• [Task to carry out]:
Reproduce all of the material word for word.

• [Dataset extract]:
────────────────────

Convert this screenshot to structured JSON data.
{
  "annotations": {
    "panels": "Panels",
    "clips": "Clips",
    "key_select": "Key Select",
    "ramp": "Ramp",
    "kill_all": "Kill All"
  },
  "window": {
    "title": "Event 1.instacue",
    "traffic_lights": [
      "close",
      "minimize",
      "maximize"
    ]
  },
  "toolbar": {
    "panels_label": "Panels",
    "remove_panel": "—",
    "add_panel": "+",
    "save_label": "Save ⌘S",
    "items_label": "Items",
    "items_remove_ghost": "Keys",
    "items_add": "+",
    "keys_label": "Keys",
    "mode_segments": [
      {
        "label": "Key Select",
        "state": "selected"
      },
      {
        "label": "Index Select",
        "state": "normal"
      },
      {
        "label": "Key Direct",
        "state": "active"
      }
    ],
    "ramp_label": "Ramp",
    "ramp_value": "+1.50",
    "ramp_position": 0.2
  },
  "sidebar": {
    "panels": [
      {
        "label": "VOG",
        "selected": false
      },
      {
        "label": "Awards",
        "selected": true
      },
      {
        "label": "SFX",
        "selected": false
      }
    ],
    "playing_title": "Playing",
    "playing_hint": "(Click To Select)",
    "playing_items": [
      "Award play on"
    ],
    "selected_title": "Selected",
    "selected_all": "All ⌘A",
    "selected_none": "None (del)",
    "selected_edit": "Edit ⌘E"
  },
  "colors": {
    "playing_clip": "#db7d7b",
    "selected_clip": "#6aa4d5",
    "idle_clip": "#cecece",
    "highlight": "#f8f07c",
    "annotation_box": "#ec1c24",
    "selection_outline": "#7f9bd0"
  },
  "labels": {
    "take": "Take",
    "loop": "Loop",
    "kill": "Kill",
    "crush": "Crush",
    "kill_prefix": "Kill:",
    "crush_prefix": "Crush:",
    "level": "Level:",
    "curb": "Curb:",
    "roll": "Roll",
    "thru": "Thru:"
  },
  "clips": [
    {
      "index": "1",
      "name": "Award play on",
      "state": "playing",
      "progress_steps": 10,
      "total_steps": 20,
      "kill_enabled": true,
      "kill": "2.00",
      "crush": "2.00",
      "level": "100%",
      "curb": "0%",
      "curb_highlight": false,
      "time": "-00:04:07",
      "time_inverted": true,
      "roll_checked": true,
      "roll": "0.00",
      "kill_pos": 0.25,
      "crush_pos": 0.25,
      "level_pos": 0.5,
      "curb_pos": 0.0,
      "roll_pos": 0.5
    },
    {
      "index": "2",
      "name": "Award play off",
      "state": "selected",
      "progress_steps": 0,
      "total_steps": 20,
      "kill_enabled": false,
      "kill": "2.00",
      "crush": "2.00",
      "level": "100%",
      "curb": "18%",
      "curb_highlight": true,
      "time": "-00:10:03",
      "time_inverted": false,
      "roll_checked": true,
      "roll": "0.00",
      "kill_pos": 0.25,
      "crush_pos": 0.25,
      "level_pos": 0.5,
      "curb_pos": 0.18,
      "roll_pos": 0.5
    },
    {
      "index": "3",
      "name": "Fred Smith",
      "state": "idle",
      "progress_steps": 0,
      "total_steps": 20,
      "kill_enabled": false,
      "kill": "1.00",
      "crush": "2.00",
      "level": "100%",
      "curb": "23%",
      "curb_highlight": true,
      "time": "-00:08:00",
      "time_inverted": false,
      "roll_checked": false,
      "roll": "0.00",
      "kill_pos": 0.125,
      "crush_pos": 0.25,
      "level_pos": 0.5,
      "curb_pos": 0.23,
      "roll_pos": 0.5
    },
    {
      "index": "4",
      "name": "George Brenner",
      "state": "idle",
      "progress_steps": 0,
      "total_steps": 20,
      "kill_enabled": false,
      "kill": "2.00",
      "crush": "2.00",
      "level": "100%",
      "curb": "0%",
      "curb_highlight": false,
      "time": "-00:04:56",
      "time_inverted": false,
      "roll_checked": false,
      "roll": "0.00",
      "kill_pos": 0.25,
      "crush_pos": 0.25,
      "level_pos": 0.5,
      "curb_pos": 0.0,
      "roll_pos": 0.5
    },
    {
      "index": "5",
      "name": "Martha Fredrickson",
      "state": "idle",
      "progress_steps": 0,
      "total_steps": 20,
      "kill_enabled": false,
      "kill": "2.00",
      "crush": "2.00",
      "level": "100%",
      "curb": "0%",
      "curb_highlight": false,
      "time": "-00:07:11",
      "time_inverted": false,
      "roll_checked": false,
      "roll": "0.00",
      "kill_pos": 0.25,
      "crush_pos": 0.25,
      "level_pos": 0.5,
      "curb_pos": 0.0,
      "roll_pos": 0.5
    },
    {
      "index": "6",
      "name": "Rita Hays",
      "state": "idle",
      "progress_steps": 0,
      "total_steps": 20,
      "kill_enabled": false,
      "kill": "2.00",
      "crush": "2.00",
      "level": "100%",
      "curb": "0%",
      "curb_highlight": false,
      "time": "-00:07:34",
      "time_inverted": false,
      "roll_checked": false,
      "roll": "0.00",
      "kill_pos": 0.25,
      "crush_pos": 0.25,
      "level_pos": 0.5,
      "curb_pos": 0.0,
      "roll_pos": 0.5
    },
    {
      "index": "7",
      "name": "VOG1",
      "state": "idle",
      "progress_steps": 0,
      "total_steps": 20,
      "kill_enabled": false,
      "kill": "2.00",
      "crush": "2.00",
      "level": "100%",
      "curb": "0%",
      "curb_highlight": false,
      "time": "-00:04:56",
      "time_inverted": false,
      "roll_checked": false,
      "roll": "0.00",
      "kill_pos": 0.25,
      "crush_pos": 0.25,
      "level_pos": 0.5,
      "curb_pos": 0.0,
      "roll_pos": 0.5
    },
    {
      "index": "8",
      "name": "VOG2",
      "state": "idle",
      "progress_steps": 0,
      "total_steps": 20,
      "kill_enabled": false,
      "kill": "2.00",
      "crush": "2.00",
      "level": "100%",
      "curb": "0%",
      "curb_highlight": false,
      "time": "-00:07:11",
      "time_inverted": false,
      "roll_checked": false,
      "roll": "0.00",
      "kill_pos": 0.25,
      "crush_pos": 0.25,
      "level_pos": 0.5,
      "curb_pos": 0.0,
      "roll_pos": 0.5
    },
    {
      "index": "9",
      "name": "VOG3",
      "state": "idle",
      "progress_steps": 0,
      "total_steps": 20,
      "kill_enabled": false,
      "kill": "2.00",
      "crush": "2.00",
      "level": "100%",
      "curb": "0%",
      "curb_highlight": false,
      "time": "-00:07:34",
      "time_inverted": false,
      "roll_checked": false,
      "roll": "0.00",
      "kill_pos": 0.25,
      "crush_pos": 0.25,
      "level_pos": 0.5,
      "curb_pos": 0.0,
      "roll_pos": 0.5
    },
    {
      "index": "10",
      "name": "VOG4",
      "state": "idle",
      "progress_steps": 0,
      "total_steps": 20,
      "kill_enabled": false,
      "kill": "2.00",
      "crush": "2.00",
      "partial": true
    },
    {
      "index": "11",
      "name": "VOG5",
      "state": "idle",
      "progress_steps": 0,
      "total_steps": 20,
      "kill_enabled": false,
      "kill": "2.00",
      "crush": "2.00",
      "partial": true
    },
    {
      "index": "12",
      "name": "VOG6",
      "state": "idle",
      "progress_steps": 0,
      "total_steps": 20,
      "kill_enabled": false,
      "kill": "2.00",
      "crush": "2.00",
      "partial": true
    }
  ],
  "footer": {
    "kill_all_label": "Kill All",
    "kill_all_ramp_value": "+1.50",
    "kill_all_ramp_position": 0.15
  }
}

────────────────────

• [Right answer]:
Convert this screenshot to structured JSON data.
{
  "annotations": {
    "panels": "Panels",
    "clips": "Clips",
    "key_select": "Key Select",
    "ramp": "Ramp",
    "kill_all": "Kill All"
  },
  "window": {
    "title": "Event 1.instacue",
    "traffic_lights": [
      "close",
      "minimize",
      "maximize"
    ]
  },
  "toolbar": {
    "panels_label": "Panels",
    "remove_panel": "—",
    "add_panel": "+",
    "save_label": "Save ⌘S",
    "items_label": "Items",
    "items_remove_ghost": "Keys",
    "items_add": "+",
    "keys_label": "Keys",
    "mode_segments": [
      {
        "label": "Key Select",
        "state": "selected"
      },
      {
        "label": "Index Select",
        "state": "normal"
      },
      {
        "label": "Key Direct",
        "state": "active"
      }
    ],
    "ramp_label": "Ramp",
    "ramp_value": "+1.50",
    "ramp_position": 0.2
  },
  "sidebar": {
    "panels": [
      {
        "label": "VOG",
        "selected": false
      },
      {
        "label": "Awards",
        "selected": true
      },
      {
        "label": "SFX",
        "selected": false
      }
    ],
    "playing_title": "Playing",
    "playing_hint": "(Click To Select)",
    "playing_items": [
      "Award play on"
    ],
    "selected_title": "Selected",
    "selected_all": "All ⌘A",
    "selected_none": "None (del)",
    "selected_edit": "Edit ⌘E"
  },
  "colors": {
    "playing_clip": "#db7d7b",
    "selected_clip": "#6aa4d5",
    "idle_clip": "#cecece",
    "highlight": "#f8f07c",
    "annotation_box": "#ec1c24",
    "selection_outline": "#7f9bd0"
  },
  "labels": {
    "take": "Take",
    "loop": "Loop",
    "kill": "Kill",
    "crush": "Crush",
    "kill_prefix": "Kill:",
    "crush_prefix": "Crush:",
    "level": "Level:",
    "curb": "Curb:",
    "roll": "Roll",
    "thru": "Thru:"
  },
  "clips": [
    {
      "index": "1",
      "name": "Award play on",
      "state": "playing",
      "progress_steps": 10,
      "total_steps": 20,
      "kill_enabled": true,
      "kill": "2.00",
      "crush": "2.00",
      "level": "100%",
      "curb": "0%",
      "curb_highlight": false,
      "time": "-00:04:07",
      "time_inverted": true,
      "roll_checked": true,
      "roll": "0.00",
      "kill_pos": 0.25,
      "crush_pos": 0.25,
      "level_pos": 0.5,
      "curb_pos": 0.0,
      "roll_pos": 0.5
    },
    {
      "index": "2",
      "name": "Award play off",
      "state": "selected",
      "progress_steps": 0,
      "total_steps": 20,
      "kill_enabled": false,
      "kill": "2.00",
      "crush": "2.00",
      "level": "100%",
      "curb": "18%",
      "curb_highlight": true,
      "time": "-00:10:03",
      "time_inverted": false,
      "roll_checked": true,
      "roll": "0.00",
      "kill_pos": 0.25,
      "crush_pos": 0.25,
      "level_pos": 0.5,
      "curb_pos": 0.18,
      "roll_pos": 0.5
    },
    {
      "index": "3",
      "name": "Fred Smith",
      "state": "idle",
      "progress_steps": 0,
      "total_steps": 20,
      "kill_enabled": false,
      "kill": "1.00",
      "crush": "2.00",
      "level": "100%",
      "curb": "23%",
      "curb_highlight": true,
      "time": "-00:08:00",
      "time_inverted": false,
      "roll_checked": false,
      "roll": "0.00",
      "kill_pos": 0.125,
      "crush_pos": 0.25,
      "level_pos": 0.5,
      "curb_pos": 0.23,
      "roll_pos": 0.5
    },
    {
      "index": "4",
      "name": "George Brenner",
      "state": "idle",
      "progress_steps": 0,
      "total_steps": 20,
      "kill_enabled": false,
      "kill": "2.00",
      "crush": "2.00",
      "level": "100%",
      "curb": "0%",
      "curb_highlight": false,
      "time": "-00:04:56",
      "time_inverted": false,
      "roll_checked": false,
      "roll": "0.00",
      "kill_pos": 0.25,
      "crush_pos": 0.25,
      "level_pos": 0.5,
      "curb_pos": 0.0,
      "roll_pos": 0.5
    },
    {
      "index": "5",
      "name": "Martha Fredrickson",
      "state": "idle",
      "progress_steps": 0,
      "total_steps": 20,
      "kill_enabled": false,
      "kill": "2.00",
      "crush": "2.00",
      "level": "100%",
      "curb": "0%",
      "curb_highlight": false,
      "time": "-00:07:11",
      "time_inverted": false,
      "roll_checked": false,
      "roll": "0.00",
      "kill_pos": 0.25,
      "crush_pos": 0.25,
      "level_pos": 0.5,
      "curb_pos": 0.0,
      "roll_pos": 0.5
    },
    {
      "index": "6",
      "name": "Rita Hays",
      "state": "idle",
      "progress_steps": 0,
      "total_steps": 20,
      "kill_enabled": false,
      "kill": "2.00",
      "crush": "2.00",
      "level": "100%",
      "curb": "0%",
      "curb_highlight": false,
      "time": "-00:07:34",
      "time_inverted": false,
      "roll_checked": false,
      "roll": "0.00",
      "kill_pos": 0.25,
      "crush_pos": 0.25,
      "level_pos": 0.5,
      "curb_pos": 0.0,
      "roll_pos": 0.5
    },
    {
      "index": "7",
      "name": "VOG1",
      "state": "idle",
      "progress_steps": 0,
      "total_steps": 20,
      "kill_enabled": false,
      "kill": "2.00",
      "crush": "2.00",
      "level": "100%",
      "curb": "0%",
      "curb_highlight": false,
      "time": "-00:04:56",
      "time_inverted": false,
      "roll_checked": false,
      "roll": "0.00",
      "kill_pos": 0.25,
      "crush_pos": 0.25,
      "level_pos": 0.5,
      "curb_pos": 0.0,
      "roll_pos": 0.5
    },
    {
      "index": "8",
      "name": "VOG2",
      "state": "idle",
      "progress_steps": 0,
      "total_steps": 20,
      "kill_enabled": false,
      "kill": "2.00",
      "crush": "2.00",
      "level": "100%",
      "curb": "0%",
      "curb_highlight": false,
      "time": "-00:07:11",
      "time_inverted": false,
      "roll_checked": false,
      "roll": "0.00",
      "kill_pos": 0.25,
      "crush_pos": 0.25,
      "level_pos": 0.5,
      "curb_pos": 0.0,
      "roll_pos": 0.5
    },
    {
      "index": "9",
      "name": "VOG3",
      "state": "idle",
      "progress_steps": 0,
      "total_steps": 20,
      "kill_enabled": false,
      "kill": "2.00",
      "crush": "2.00",
      "level": "100%",
      "curb": "0%",
      "curb_highlight": false,
      "time": "-00:07:34",
      "time_inverted": false,
      "roll_checked": false,
      "roll": "0.00",
      "kill_pos": 0.25,
      "crush_pos": 0.25,
      "level_pos": 0.5,
      "curb_pos": 0.0,
      "roll_pos": 0.5
    },
    {
      "index": "10",
      "name": "VOG4",
      "state": "idle",
      "progress_steps": 0,
      "total_steps": 20,
      "kill_enabled": false,
      "kill": "2.00",
      "crush": "2.00",
      "partial": true
    },
    {
      "index": "11",
      "name": "VOG5",
      "state": "idle",
      "progress_steps": 0,
      "total_steps": 20,
      "kill_enabled": false,
      "kill": "2.00",
      "crush": "2.00",
      "partial": true
    },
    {
      "index": "12",
      "name": "VOG6",
      "state": "idle",
      "progress_steps": 0,
      "total_steps": 20,
      "kill_enabled": false,
      "kill": "2.00",
      "crush": "2.00",
      "partial": true
    }
  ],
  "footer": {
    "kill_all_label": "Kill All",
    "kill_all_ramp_value": "+1.50",
    "kill_all_ramp_position": 0.15
  }
}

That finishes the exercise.